## EXERCISE TASK
Reproduce the listing exactly, with no pictures in your copy.

## INFORMATION SHOWN
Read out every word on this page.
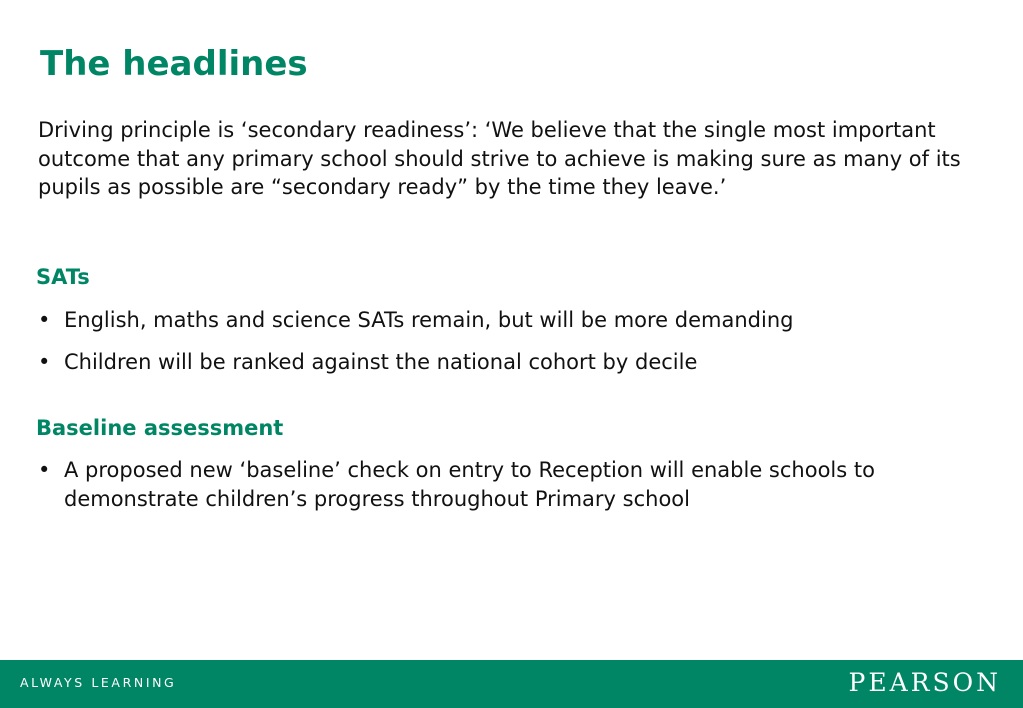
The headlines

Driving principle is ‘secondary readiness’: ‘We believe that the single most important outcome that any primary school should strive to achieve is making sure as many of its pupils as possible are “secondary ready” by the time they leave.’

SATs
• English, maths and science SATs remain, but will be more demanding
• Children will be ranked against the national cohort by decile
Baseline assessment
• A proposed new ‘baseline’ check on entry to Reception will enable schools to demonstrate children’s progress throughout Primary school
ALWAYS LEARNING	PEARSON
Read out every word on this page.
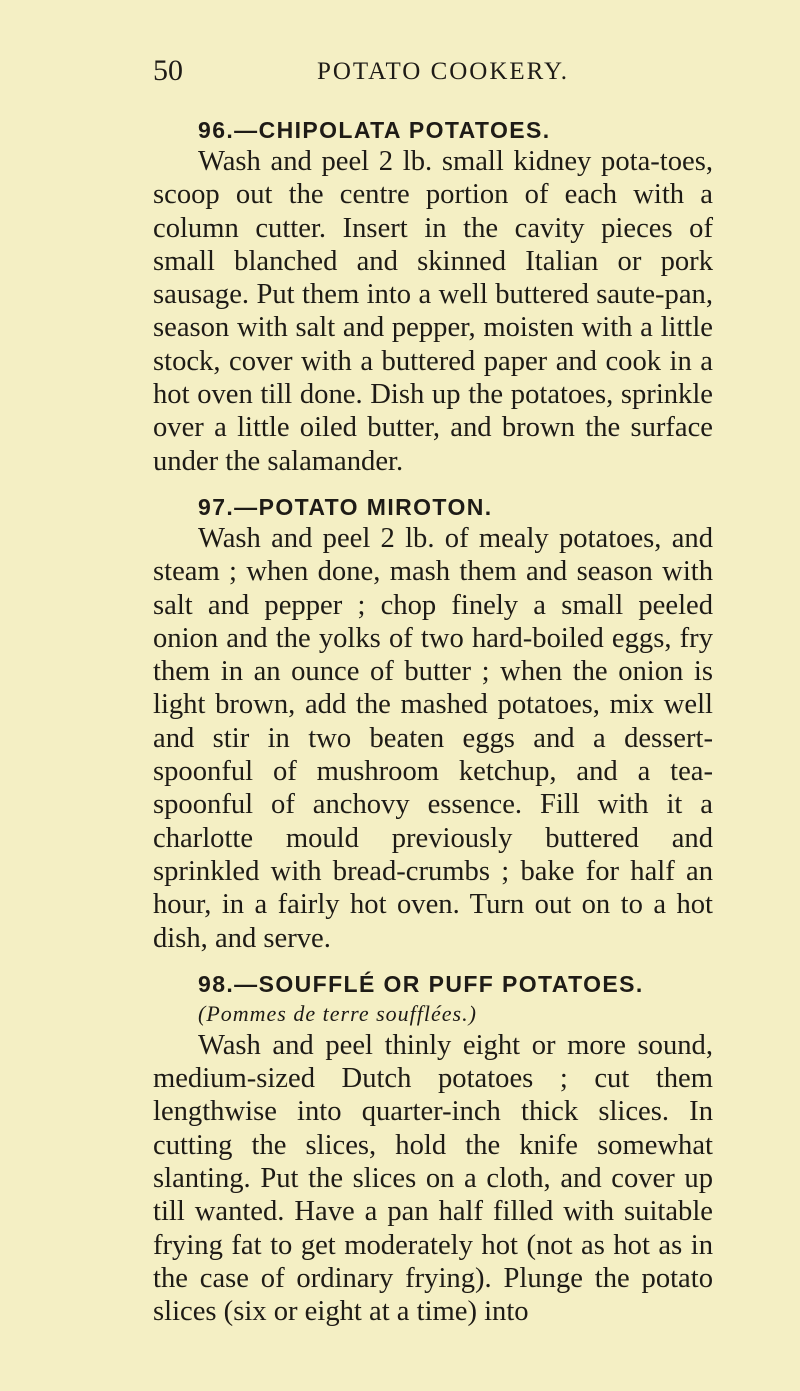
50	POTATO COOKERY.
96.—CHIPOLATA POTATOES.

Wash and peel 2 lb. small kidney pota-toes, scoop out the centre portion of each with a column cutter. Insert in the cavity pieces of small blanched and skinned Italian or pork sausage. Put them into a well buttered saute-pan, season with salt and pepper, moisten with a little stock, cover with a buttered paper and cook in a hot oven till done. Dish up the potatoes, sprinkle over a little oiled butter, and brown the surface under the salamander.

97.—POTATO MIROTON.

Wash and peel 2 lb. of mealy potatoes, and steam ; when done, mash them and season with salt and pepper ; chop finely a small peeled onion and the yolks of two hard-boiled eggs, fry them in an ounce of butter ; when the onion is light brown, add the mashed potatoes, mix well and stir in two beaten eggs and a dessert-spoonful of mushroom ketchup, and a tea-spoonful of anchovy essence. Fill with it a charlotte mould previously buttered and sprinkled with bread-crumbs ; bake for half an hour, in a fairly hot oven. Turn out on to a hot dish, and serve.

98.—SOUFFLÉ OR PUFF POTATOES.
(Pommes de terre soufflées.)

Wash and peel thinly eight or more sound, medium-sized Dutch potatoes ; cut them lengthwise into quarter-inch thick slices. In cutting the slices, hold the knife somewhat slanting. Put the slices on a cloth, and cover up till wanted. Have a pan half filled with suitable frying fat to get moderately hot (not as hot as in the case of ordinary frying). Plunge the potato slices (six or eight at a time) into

## FULL SOLUTION
Read out every word on this page.
The headlines

Driving principle is ‘secondary readiness’: ‘We believe that the single most important outcome that any primary school should strive to achieve is making sure as many of its pupils as possible are “secondary ready” by the time they leave.’

SATs
• English, maths and science SATs remain, but will be more demanding
• Children will be ranked against the national cohort by decile
Baseline assessment
• A proposed new ‘baseline’ check on entry to Reception will enable schools to demonstrate children’s progress throughout Primary school
ALWAYS LEARNING	PEARSON
Read out every word on this page.
50	POTATO COOKERY.
96.—CHIPOLATA POTATOES.

Wash and peel 2 lb. small kidney pota-toes, scoop out the centre portion of each with a column cutter. Insert in the cavity pieces of small blanched and skinned Italian or pork sausage. Put them into a well buttered saute-pan, season with salt and pepper, moisten with a little stock, cover with a buttered paper and cook in a hot oven till done. Dish up the potatoes, sprinkle over a little oiled butter, and brown the surface under the salamander.

97.—POTATO MIROTON.

Wash and peel 2 lb. of mealy potatoes, and steam ; when done, mash them and season with salt and pepper ; chop finely a small peeled onion and the yolks of two hard-boiled eggs, fry them in an ounce of butter ; when the onion is light brown, add the mashed potatoes, mix well and stir in two beaten eggs and a dessert-spoonful of mushroom ketchup, and a tea-spoonful of anchovy essence. Fill with it a charlotte mould previously buttered and sprinkled with bread-crumbs ; bake for half an hour, in a fairly hot oven. Turn out on to a hot dish, and serve.

98.—SOUFFLÉ OR PUFF POTATOES.
(Pommes de terre soufflées.)

Wash and peel thinly eight or more sound, medium-sized Dutch potatoes ; cut them lengthwise into quarter-inch thick slices. In cutting the slices, hold the knife somewhat slanting. Put the slices on a cloth, and cover up till wanted. Have a pan half filled with suitable frying fat to get moderately hot (not as hot as in the case of ordinary frying). Plunge the potato slices (six or eight at a time) into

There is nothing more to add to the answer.